▶ [Provided information]
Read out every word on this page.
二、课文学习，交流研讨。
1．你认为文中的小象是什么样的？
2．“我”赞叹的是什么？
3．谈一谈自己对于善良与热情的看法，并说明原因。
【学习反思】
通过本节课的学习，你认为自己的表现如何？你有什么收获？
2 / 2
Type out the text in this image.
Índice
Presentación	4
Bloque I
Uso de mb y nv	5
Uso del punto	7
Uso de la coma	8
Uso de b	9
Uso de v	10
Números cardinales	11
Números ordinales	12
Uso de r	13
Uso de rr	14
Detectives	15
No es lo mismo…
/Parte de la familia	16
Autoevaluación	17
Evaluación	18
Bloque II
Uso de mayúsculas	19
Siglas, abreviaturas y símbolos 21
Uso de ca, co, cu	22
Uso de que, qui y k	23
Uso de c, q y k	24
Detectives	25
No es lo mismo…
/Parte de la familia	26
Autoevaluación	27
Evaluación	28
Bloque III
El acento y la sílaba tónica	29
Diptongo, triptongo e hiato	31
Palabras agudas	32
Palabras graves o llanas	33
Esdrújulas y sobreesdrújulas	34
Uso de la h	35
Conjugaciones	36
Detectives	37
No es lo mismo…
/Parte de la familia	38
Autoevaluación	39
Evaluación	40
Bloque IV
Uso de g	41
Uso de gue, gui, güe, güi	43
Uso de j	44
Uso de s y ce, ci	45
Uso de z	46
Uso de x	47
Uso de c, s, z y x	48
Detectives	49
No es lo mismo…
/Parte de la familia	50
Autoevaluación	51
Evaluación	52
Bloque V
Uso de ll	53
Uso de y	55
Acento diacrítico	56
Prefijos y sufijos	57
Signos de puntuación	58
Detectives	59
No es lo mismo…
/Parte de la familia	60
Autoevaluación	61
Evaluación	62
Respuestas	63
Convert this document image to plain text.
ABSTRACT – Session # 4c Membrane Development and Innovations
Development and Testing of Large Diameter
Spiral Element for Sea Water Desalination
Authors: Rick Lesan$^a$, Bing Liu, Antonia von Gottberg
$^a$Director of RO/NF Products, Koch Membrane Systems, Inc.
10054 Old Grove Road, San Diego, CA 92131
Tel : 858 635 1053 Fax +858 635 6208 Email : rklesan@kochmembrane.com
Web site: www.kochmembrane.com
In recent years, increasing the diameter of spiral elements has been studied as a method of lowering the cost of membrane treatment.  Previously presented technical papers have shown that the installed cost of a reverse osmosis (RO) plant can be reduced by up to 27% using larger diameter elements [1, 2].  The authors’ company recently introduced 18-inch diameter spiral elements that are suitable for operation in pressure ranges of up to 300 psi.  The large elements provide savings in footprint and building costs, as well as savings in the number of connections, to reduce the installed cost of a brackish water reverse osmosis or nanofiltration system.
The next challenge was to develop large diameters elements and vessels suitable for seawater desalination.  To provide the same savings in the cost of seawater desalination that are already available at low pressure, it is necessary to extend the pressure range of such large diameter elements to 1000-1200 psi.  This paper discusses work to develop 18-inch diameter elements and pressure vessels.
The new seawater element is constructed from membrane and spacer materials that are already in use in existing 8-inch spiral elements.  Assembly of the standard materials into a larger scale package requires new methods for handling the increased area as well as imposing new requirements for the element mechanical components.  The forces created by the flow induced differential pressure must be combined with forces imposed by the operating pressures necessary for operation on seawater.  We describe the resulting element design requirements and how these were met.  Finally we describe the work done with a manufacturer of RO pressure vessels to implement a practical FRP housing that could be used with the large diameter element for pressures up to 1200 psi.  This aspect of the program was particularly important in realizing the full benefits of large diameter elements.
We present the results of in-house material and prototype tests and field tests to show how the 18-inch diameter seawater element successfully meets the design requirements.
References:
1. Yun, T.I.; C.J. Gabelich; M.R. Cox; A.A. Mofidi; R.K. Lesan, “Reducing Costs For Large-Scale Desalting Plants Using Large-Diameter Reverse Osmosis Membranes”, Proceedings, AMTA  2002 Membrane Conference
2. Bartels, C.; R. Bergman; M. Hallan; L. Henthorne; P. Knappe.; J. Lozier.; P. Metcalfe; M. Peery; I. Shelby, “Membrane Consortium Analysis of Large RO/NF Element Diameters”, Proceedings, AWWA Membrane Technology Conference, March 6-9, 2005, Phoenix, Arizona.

▶ [Problem requirements] Locate the lines above that contain "text" and copy them.

▶ [Finished answer]
Type out the text in this image.
Convert this document image to plain text.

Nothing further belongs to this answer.